■ Document passage
============================================================
- Active: 1914–1919
- Country: Germany
- Branch: Army
- Type: Infantry
- Engagements: World War I: Great Retreat, Battle of Verdun, Battle of the Somme, Second Battle of the Aisne, Spring Offensive, Third Battle of the Aisne, Second Battle of the Marne, Aisne-Marne Offensive

Commanders
- Notable commanders: Max von Bahrfeldt

= 10th Reserve Division (German Empire) =

The 10th Reserve Division (10. Reserve-Division) was a unit of the Prussian Army, part of Imperial German Army in World War I. The division was formed on mobilization of the German Army in August 1914 as part of V Reserve Corps. The division was disbanded in 1919 during the demobilization of the German Army after World War I. The division was formed with a regular infantry brigade from the Province of West Prussia and a reserve infantry brigade from West Prussia and the Province of Posen.
============================================================
■ Required task 1
In the passage on the 10th Reserve Division, which corps did the division belong to when it was formed in August 1914?
■ Required task 2
Decide whether each statement agrees with the passage on the 10th Reserve Division: (a) The division was disbanded in 1919. (b) The division's regular infantry brigade came from the Province of Posen. (c) Max von Bahrfeldt is named as a notable commander.
■ Required task 3
Carry the passage on the 10th Reserve Division forward from its final sentence.

■ Stored rows
============================================================
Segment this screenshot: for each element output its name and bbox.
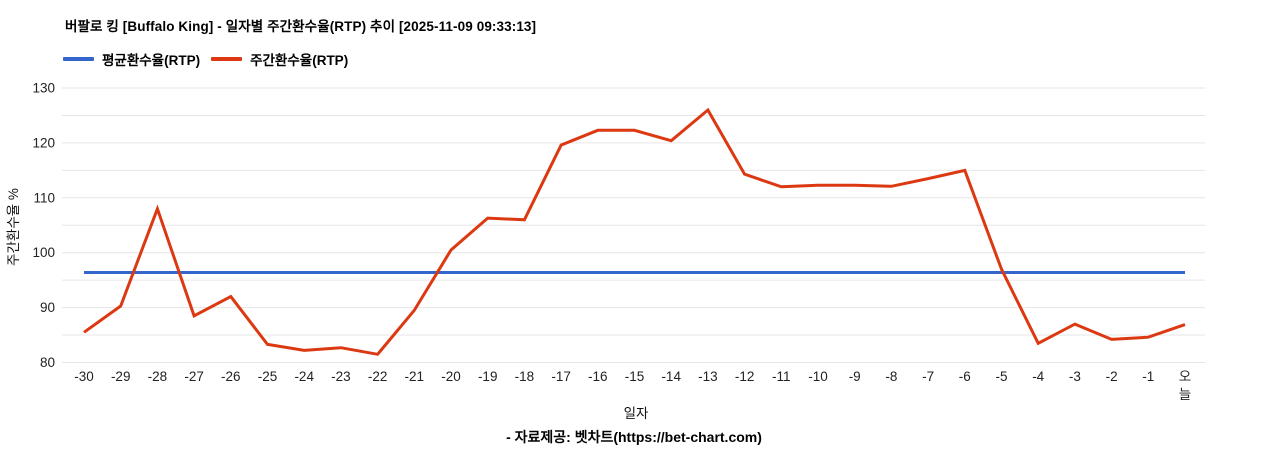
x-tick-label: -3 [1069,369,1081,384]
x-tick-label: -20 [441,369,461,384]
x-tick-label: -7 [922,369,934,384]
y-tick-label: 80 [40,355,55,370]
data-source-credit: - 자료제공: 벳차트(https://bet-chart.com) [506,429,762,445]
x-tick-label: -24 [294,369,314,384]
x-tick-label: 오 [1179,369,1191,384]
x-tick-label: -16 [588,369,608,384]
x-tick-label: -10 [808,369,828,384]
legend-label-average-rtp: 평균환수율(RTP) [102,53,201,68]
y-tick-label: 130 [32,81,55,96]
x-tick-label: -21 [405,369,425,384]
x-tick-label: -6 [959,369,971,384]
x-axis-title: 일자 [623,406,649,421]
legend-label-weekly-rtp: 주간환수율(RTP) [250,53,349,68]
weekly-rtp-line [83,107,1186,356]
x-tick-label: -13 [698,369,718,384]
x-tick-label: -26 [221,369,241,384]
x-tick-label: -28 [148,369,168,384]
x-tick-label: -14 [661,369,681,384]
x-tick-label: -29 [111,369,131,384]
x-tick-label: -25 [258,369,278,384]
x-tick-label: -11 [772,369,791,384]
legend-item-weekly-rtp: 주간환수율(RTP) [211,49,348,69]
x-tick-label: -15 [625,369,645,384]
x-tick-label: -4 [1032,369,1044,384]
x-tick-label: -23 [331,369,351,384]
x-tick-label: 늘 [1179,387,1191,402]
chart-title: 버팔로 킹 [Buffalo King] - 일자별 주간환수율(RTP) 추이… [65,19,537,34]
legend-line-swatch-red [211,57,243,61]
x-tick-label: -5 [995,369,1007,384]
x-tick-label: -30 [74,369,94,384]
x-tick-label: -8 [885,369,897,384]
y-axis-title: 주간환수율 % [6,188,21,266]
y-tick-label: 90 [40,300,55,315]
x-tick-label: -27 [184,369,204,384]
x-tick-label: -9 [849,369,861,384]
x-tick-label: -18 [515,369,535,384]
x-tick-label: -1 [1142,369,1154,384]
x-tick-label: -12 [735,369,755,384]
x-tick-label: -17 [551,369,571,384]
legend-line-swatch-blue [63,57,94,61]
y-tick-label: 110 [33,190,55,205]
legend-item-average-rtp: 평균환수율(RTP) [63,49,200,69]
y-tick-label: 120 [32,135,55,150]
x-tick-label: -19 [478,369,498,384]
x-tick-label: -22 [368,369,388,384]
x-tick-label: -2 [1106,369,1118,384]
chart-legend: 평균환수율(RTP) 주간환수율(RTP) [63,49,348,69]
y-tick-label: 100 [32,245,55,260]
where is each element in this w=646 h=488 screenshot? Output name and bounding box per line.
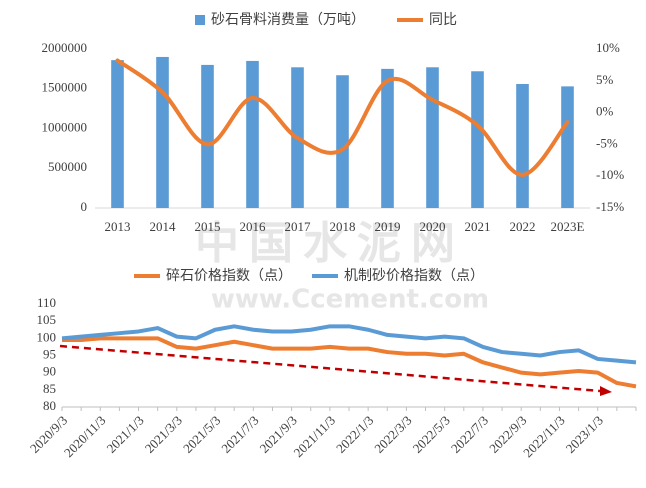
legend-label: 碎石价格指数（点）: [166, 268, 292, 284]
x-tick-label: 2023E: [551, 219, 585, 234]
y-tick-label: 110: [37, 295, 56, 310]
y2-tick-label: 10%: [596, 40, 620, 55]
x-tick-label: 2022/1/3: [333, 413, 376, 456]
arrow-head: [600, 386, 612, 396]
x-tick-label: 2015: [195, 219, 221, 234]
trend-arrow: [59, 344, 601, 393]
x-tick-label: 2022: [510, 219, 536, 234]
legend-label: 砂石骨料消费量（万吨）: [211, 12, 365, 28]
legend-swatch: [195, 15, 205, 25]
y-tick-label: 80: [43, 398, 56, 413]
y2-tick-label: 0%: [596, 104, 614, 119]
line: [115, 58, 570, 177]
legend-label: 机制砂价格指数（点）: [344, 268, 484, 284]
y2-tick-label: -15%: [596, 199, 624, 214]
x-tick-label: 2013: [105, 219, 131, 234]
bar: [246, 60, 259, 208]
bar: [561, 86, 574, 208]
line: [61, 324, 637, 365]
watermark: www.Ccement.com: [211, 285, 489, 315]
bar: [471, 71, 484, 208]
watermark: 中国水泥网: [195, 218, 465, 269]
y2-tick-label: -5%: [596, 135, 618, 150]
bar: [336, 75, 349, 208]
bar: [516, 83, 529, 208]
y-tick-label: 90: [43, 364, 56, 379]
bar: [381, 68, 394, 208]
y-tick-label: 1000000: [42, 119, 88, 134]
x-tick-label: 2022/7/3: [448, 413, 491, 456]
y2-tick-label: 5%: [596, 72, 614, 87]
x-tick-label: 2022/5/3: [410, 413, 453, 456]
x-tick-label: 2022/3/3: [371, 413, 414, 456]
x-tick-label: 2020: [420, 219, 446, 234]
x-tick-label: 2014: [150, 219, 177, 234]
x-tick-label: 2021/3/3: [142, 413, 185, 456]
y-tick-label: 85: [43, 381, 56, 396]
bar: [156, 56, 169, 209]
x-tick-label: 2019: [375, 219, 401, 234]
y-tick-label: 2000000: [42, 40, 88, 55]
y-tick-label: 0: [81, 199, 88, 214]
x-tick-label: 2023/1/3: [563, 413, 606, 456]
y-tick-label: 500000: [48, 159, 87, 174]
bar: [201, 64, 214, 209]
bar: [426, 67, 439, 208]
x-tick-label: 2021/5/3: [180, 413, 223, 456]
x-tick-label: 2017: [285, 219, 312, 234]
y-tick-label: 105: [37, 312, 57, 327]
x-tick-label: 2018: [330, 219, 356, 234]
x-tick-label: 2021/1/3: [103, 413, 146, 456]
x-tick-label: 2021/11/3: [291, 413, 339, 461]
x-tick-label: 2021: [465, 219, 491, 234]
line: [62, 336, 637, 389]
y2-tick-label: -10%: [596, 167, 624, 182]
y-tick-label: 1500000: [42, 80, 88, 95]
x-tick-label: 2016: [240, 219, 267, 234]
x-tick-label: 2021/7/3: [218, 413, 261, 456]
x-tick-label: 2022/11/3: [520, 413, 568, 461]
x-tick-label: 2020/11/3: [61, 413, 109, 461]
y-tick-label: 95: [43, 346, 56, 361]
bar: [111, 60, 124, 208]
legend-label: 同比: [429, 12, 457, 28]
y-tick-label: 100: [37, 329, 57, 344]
============================================================
■ Final result 1
V Reserve Corps

■ Final result 2
(a) Yes: "The division was disbanded in 1919 during the demobilization of the German Army after World War I."
(b) No: "a regular infantry brigade from the Province of West Prussia"
(c) Yes: "Notable commanders: Max von Bahrfeldt"

■ Final result 3
==Combat chronicle==

The 10th Reserve Division fought on the Western Front, participating in the opening German offensive which led to the Allied Great Retreat. Thereafter, the division remained in the line in the Verdun region until February 1916, when it entered the Battle of Verdun under command of General der Infanterie Max von Bahrfeldt. After a respite in the lines in the Upper Alsace and Champagne, the division fought in the later phases of the Battle of the Somme. It returned to Verdun in late October 1916. In 1917, it fought on the Aisne, including in the Second Battle of the Aisne, also known as the Third Battle of Champagne. The division returned again to Verdun in April 1917, remaining in the line until late July, when it went into reserve for a few weeks. It returned to the trenchlines near Reims on 8 August, remaining in that region until March 1918. The division then participated in the 1918 German spring offensive, including the Third Battle of the Aisne, and in the Second Battle of the Marne, the last major German offensive of the war. It fought against the French and American Aisne-Marne Offensive and remained in the line until the end of the war. Allied intelligence rated the division as first class and described it as a "big attack" division.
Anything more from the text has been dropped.